- **TASK STATEMENT**
Provide the number of lines where the word "прикладной" occurs, and no other text.

- **INPUT ROWS**
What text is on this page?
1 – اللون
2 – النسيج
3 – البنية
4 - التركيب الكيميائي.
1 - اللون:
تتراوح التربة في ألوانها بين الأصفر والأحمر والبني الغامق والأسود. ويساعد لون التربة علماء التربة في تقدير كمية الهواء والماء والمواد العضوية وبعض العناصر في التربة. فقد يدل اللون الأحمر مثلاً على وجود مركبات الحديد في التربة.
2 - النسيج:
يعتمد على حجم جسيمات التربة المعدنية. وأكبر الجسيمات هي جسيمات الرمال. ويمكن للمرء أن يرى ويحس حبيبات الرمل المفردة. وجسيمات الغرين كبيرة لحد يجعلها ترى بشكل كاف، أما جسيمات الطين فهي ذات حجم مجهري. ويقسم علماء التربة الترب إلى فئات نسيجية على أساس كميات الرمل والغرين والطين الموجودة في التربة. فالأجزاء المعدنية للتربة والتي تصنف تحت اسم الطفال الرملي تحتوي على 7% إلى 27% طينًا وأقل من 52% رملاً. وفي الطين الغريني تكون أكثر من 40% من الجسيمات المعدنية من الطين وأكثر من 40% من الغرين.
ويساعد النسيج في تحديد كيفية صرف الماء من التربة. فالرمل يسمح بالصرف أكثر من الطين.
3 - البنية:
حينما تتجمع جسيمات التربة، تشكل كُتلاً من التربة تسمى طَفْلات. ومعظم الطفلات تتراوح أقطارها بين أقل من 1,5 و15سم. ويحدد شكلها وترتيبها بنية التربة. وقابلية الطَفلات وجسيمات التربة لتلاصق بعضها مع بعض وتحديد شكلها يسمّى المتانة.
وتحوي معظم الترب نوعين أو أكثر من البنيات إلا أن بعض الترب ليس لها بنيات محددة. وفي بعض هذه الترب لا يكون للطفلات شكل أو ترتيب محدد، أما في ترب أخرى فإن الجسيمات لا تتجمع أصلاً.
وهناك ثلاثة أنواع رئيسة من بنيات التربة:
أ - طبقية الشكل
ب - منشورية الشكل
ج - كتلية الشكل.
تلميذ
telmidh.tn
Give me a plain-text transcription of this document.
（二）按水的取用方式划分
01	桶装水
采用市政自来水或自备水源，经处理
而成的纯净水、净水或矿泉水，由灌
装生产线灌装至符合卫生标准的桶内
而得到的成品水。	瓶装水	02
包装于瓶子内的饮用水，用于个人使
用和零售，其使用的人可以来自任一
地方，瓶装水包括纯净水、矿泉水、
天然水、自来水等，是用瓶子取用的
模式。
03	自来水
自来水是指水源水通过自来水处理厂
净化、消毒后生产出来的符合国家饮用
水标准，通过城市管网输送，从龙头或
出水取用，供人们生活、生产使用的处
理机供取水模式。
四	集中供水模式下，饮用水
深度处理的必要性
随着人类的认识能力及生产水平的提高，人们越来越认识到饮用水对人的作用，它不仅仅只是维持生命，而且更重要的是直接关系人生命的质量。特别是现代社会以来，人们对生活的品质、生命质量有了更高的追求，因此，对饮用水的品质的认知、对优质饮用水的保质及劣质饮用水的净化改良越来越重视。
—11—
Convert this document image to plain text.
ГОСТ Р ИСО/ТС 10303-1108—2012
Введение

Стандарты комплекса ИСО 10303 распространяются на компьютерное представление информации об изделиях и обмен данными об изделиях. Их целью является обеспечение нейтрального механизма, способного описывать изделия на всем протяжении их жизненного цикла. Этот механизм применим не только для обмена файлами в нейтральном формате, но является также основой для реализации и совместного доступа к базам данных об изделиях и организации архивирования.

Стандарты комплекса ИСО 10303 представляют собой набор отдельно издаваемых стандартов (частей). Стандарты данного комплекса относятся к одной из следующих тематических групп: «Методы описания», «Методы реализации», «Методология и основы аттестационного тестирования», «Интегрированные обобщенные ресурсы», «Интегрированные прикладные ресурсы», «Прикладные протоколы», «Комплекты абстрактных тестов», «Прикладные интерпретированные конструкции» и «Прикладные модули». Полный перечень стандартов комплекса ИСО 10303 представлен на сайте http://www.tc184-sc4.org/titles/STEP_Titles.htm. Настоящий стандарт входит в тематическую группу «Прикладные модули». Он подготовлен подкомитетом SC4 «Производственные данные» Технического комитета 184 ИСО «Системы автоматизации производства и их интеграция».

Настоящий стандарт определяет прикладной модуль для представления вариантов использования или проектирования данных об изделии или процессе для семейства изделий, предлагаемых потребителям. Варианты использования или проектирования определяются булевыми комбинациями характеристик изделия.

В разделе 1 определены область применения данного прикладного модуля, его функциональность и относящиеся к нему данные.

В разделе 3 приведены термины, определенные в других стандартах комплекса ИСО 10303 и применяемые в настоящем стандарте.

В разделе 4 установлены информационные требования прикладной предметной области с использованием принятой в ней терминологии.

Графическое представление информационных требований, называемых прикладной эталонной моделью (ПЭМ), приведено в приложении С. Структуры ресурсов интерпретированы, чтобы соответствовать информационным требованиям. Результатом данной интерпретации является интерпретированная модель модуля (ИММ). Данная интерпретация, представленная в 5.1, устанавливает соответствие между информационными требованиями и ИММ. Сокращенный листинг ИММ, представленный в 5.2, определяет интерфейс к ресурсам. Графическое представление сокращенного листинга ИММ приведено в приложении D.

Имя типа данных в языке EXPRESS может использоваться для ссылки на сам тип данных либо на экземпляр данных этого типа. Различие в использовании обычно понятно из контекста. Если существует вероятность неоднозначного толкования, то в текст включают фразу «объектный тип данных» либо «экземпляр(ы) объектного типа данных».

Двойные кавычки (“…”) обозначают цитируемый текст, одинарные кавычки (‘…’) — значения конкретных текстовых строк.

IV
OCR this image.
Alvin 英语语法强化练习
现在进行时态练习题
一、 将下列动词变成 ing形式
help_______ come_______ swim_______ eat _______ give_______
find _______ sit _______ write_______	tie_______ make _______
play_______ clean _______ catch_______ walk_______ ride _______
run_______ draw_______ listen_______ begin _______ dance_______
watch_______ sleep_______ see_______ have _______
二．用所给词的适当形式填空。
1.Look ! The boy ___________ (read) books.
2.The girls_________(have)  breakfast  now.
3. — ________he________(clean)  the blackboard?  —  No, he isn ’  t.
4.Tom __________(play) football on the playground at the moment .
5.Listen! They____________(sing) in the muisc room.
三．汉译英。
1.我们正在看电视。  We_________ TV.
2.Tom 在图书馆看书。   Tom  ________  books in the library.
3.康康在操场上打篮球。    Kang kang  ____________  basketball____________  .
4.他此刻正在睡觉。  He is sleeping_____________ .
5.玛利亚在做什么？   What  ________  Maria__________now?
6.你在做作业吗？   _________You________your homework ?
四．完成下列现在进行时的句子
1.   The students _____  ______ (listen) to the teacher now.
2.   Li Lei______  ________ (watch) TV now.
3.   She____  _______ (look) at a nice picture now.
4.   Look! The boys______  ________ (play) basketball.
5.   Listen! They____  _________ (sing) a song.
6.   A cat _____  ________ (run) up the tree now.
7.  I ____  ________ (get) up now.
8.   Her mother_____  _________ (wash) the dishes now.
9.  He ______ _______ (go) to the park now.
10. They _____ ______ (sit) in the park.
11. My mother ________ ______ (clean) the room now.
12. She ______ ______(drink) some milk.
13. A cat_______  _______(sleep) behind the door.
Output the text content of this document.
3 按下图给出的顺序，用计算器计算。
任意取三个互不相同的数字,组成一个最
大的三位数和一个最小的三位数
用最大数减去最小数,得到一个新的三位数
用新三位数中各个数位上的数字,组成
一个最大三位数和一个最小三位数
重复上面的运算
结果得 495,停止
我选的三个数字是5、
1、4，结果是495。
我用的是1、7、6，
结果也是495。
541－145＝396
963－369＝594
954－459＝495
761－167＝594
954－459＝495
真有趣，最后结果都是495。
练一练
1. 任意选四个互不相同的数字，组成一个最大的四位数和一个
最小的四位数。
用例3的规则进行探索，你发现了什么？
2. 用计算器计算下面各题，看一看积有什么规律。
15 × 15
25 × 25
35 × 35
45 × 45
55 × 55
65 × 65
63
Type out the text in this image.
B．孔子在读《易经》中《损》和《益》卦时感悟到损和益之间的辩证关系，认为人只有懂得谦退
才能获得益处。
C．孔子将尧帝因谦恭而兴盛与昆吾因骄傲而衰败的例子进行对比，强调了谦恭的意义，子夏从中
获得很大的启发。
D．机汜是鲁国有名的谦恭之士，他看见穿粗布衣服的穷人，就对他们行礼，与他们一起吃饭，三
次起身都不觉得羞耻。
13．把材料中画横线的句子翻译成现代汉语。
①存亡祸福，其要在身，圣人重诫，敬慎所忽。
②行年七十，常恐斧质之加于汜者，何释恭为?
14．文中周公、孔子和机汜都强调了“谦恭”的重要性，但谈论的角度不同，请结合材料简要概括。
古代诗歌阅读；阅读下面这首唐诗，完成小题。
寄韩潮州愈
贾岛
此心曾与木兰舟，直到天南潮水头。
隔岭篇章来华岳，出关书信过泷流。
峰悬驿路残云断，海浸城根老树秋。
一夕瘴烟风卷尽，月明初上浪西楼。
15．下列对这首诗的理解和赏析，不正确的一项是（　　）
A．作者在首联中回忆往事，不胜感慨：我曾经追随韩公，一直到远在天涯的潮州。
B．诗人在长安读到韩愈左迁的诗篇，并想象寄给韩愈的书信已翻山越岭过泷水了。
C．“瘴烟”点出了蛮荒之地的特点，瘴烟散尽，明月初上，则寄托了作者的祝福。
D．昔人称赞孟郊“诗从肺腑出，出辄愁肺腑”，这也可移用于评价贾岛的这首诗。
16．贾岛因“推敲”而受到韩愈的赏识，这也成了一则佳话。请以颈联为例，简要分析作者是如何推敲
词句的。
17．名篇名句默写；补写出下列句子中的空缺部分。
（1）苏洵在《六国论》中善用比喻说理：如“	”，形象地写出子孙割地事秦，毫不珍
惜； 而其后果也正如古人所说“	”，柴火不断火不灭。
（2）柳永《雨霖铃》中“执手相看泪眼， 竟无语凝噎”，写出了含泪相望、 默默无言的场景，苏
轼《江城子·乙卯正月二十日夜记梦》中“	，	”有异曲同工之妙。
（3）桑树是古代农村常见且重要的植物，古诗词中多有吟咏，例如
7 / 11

- **SOLUTION**
3